● **Problem statement**:
Hunt for the word "Componentes" across the entries below, copying each line that holds it.

● **Collected data entries**:
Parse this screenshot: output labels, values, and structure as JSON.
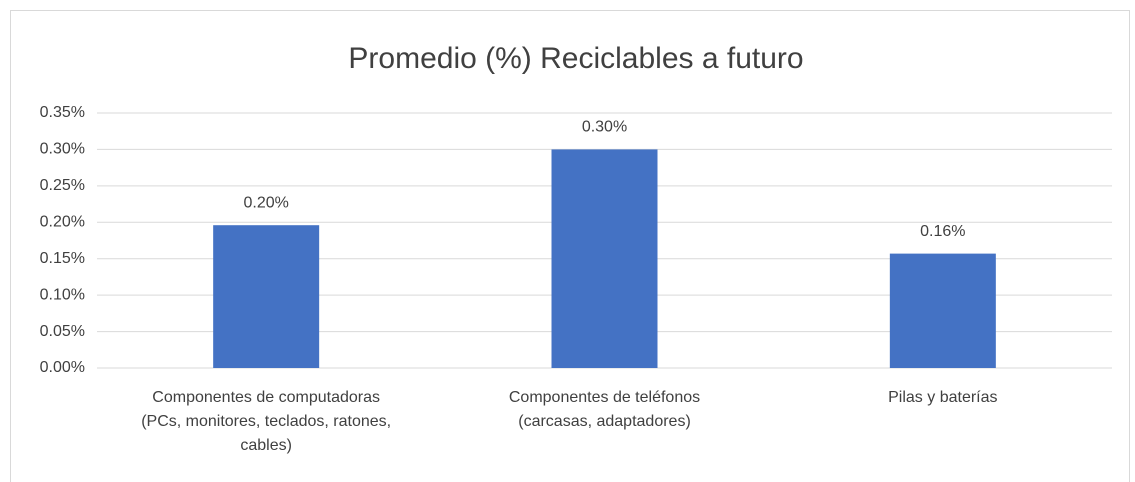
{
  "chart_data": {
    "type": "bar",
    "title": "Promedio (%) Reciclables a futuro",
    "categories": [
      "Componentes de computadoras (PCs, monitores, teclados, ratones, cables)",
      "Componentes de teléfonos (carcasas, adaptadores)",
      "Pilas y baterías"
    ],
    "values": [
      0.196,
      0.3,
      0.157
    ],
    "value_labels": [
      "0.20%",
      "0.30%",
      "0.16%"
    ],
    "color": "#4472c4",
    "ylim": [
      0,
      0.35
    ],
    "yticks": [
      {
        "value": 0,
        "label": "0.00%"
      },
      {
        "value": 0.05,
        "label": "0.05%"
      },
      {
        "value": 0.1,
        "label": "0.10%"
      },
      {
        "value": 0.15,
        "label": "0.15%"
      },
      {
        "value": 0.2,
        "label": "0.20%"
      },
      {
        "value": 0.25,
        "label": "0.25%"
      },
      {
        "value": 0.3,
        "label": "0.30%"
      },
      {
        "value": 0.35,
        "label": "0.35%"
      }
    ],
    "grid": true
  }
}
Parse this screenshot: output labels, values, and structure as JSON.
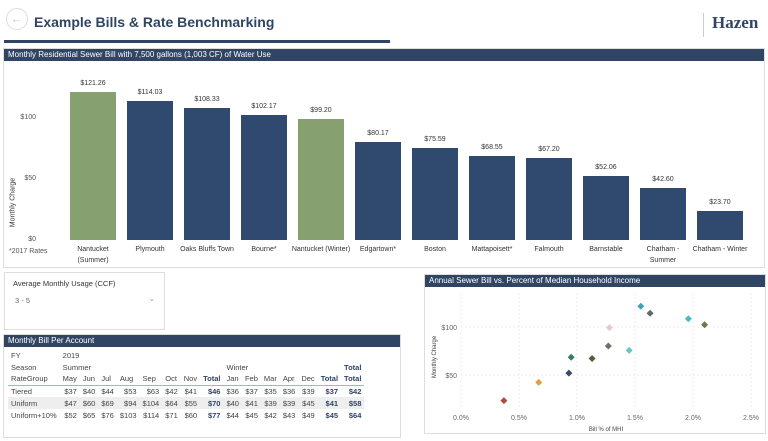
{
  "header": {
    "title": "Example Bills & Rate Benchmarking",
    "logo": "Hazen",
    "back_icon": "back-arrow-icon"
  },
  "bar_chart": {
    "title": "Monthly Residential Sewer Bill with 7,500 gallons (1,003 CF) of Water Use",
    "note": "*2017 Rates"
  },
  "slicer": {
    "title": "Average Monthly Usage (CCF)",
    "value": "3 - 5"
  },
  "table": {
    "title": "Monthly Bill Per Account",
    "fy_label": "FY",
    "fy": "2019",
    "season_label": "Season",
    "summer": "Summer",
    "winter": "Winter",
    "total": "Total",
    "rategroup_label": "RateGroup",
    "summer_months": [
      "May",
      "Jun",
      "Jul",
      "Aug",
      "Sep",
      "Oct",
      "Nov",
      "Total"
    ],
    "winter_months": [
      "Jan",
      "Feb",
      "Mar",
      "Apr",
      "Dec",
      "Total"
    ],
    "rows": [
      {
        "name": "Tiered",
        "summer": [
          "$37",
          "$40",
          "$44",
          "$53",
          "$63",
          "$42",
          "$41",
          "$46"
        ],
        "winter": [
          "$36",
          "$37",
          "$35",
          "$36",
          "$39",
          "$37"
        ],
        "total": "$42"
      },
      {
        "name": "Uniform",
        "summer": [
          "$47",
          "$60",
          "$69",
          "$94",
          "$104",
          "$64",
          "$55",
          "$70"
        ],
        "winter": [
          "$40",
          "$41",
          "$39",
          "$39",
          "$45",
          "$41"
        ],
        "total": "$58"
      },
      {
        "name": "Uniform+10%",
        "summer": [
          "$52",
          "$65",
          "$76",
          "$103",
          "$114",
          "$71",
          "$60",
          "$77"
        ],
        "winter": [
          "$44",
          "$45",
          "$42",
          "$43",
          "$49",
          "$45"
        ],
        "total": "$64"
      }
    ]
  },
  "chart_data": [
    {
      "type": "bar",
      "title": "Monthly Residential Sewer Bill with 7,500 gallons (1,003 CF) of Water Use",
      "ylabel": "Monthly Charge",
      "ylim": [
        0,
        130
      ],
      "yticks": [
        "$0",
        "$50",
        "$100"
      ],
      "ytick_values": [
        0,
        50,
        100
      ],
      "categories": [
        "Nantucket (Summer)",
        "Plymouth",
        "Oaks Bluffs Town",
        "Bourne*",
        "Nantucket (Winter)",
        "Edgartown*",
        "Boston",
        "Mattapoisett*",
        "Falmouth",
        "Barnstable",
        "Chatham - Summer",
        "Chatham - Winter"
      ],
      "values": [
        121.26,
        114.03,
        108.33,
        102.17,
        99.2,
        80.17,
        75.59,
        68.55,
        67.2,
        52.06,
        42.6,
        23.7
      ],
      "labels": [
        "$121.26",
        "$114.03",
        "$108.33",
        "$102.17",
        "$99.20",
        "$80.17",
        "$75.59",
        "$68.55",
        "$67.20",
        "$52.06",
        "$42.60",
        "$23.70"
      ],
      "colors": [
        "#87a070",
        "#2f4a6e",
        "#2f4a6e",
        "#2f4a6e",
        "#87a070",
        "#2f4a6e",
        "#2f4a6e",
        "#2f4a6e",
        "#2f4a6e",
        "#2f4a6e",
        "#2f4a6e",
        "#2f4a6e"
      ]
    },
    {
      "type": "scatter",
      "title": "Annual Sewer Bill vs. Percent of Median Household Income",
      "xlabel": "Bill % of MHI",
      "ylabel": "Monthly Charge",
      "xlim": [
        0,
        2.5
      ],
      "ylim": [
        15,
        135
      ],
      "xticks": [
        "0.0%",
        "0.5%",
        "1.0%",
        "1.5%",
        "2.0%",
        "2.5%"
      ],
      "xtick_values": [
        0,
        0.5,
        1,
        1.5,
        2,
        2.5
      ],
      "yticks": [
        "$50",
        "$100"
      ],
      "ytick_values": [
        50,
        100
      ],
      "points": [
        {
          "x": 1.55,
          "y": 121.26,
          "color": "#3aa6b9"
        },
        {
          "x": 1.63,
          "y": 114.03,
          "color": "#666666"
        },
        {
          "x": 1.96,
          "y": 108.33,
          "color": "#40c0c0"
        },
        {
          "x": 2.1,
          "y": 102.17,
          "color": "#6b7a4a"
        },
        {
          "x": 1.28,
          "y": 99.2,
          "color": "#e8c8d0"
        },
        {
          "x": 1.27,
          "y": 80.17,
          "color": "#707060"
        },
        {
          "x": 1.45,
          "y": 75.59,
          "color": "#6cc4c0"
        },
        {
          "x": 0.95,
          "y": 68.55,
          "color": "#3a7a6a"
        },
        {
          "x": 1.13,
          "y": 67.2,
          "color": "#5a5a3a"
        },
        {
          "x": 0.93,
          "y": 52.06,
          "color": "#3a4a6e"
        },
        {
          "x": 0.67,
          "y": 42.6,
          "color": "#e0a040"
        },
        {
          "x": 0.37,
          "y": 23.7,
          "color": "#b04a40"
        }
      ]
    }
  ]
}
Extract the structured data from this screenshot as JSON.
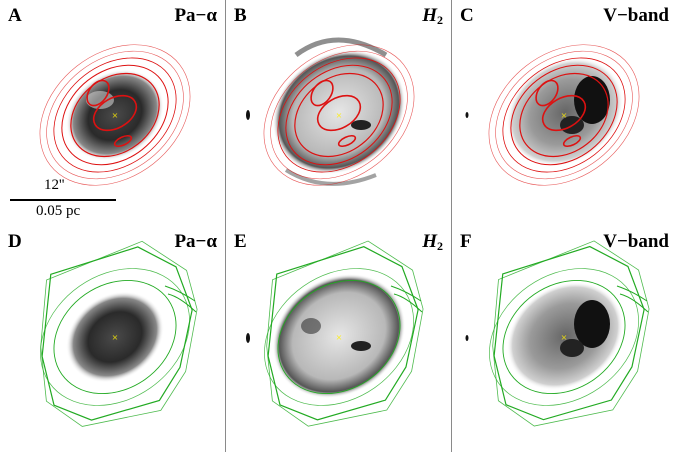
{
  "panels": [
    {
      "letter": "A",
      "filter": "Pa−α",
      "contour": "red"
    },
    {
      "letter": "B",
      "filter": "H",
      "sub": "2",
      "contour": "red"
    },
    {
      "letter": "C",
      "filter": "V−band",
      "contour": "red"
    },
    {
      "letter": "D",
      "filter": "Pa−α",
      "contour": "green"
    },
    {
      "letter": "E",
      "filter": "H",
      "sub": "2",
      "contour": "green"
    },
    {
      "letter": "F",
      "filter": "V−band",
      "contour": "green"
    }
  ],
  "scale": {
    "angular": "12''",
    "physical": "0.05 pc"
  },
  "colors": {
    "red_contour": "#dd1111",
    "green_contour": "#22aa22",
    "center_marker": "#ffee00"
  }
}
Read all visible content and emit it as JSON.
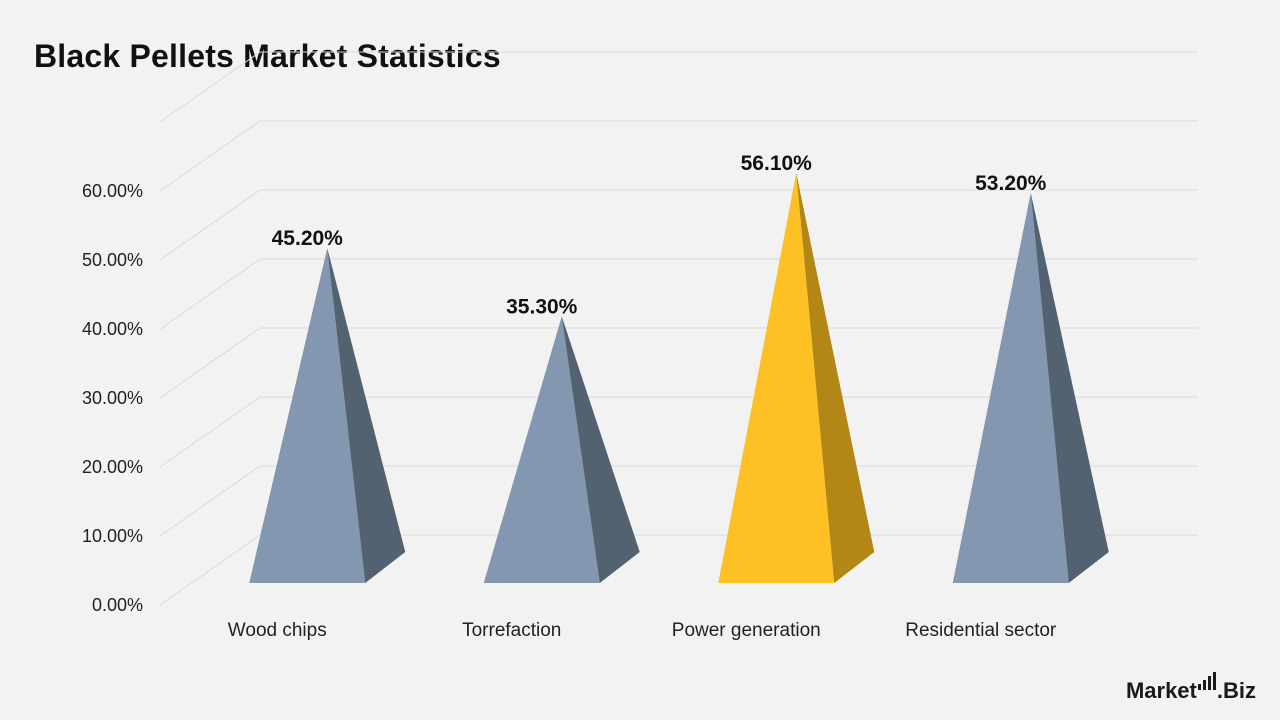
{
  "header": {
    "title": "Black Pellets Market Statistics"
  },
  "brand": {
    "name_part1": "Market",
    "name_part2": ".Biz"
  },
  "colors": {
    "background": "#f2f2f2",
    "bar_front": "#8497b0",
    "bar_side": "#536271",
    "highlight_front": "#fdc125",
    "highlight_side": "#b38716",
    "grid": "#d9d9d9"
  },
  "chart_data": {
    "type": "bar",
    "style": "3d-pyramid",
    "title": "Black Pellets Market Statistics",
    "categories": [
      "Wood chips",
      "Torrefaction",
      "Power generation",
      "Residential sector"
    ],
    "values": [
      45.2,
      35.3,
      56.1,
      53.2
    ],
    "value_labels": [
      "45.20%",
      "35.30%",
      "56.10%",
      "53.20%"
    ],
    "highlight_index": 2,
    "ylim": [
      0,
      60
    ],
    "yticks": [
      0,
      10,
      20,
      30,
      40,
      50,
      60
    ],
    "ytick_labels": [
      "0.00%",
      "10.00%",
      "20.00%",
      "30.00%",
      "40.00%",
      "50.00%",
      "60.00%"
    ],
    "xlabel": "",
    "ylabel": "",
    "grid": true,
    "legend": "none"
  }
}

● **Written response**:
      "Componentes de computadoras (PCs, monitores, teclados, ratones, cables)",
      "Componentes de teléfonos (carcasas, adaptadores)",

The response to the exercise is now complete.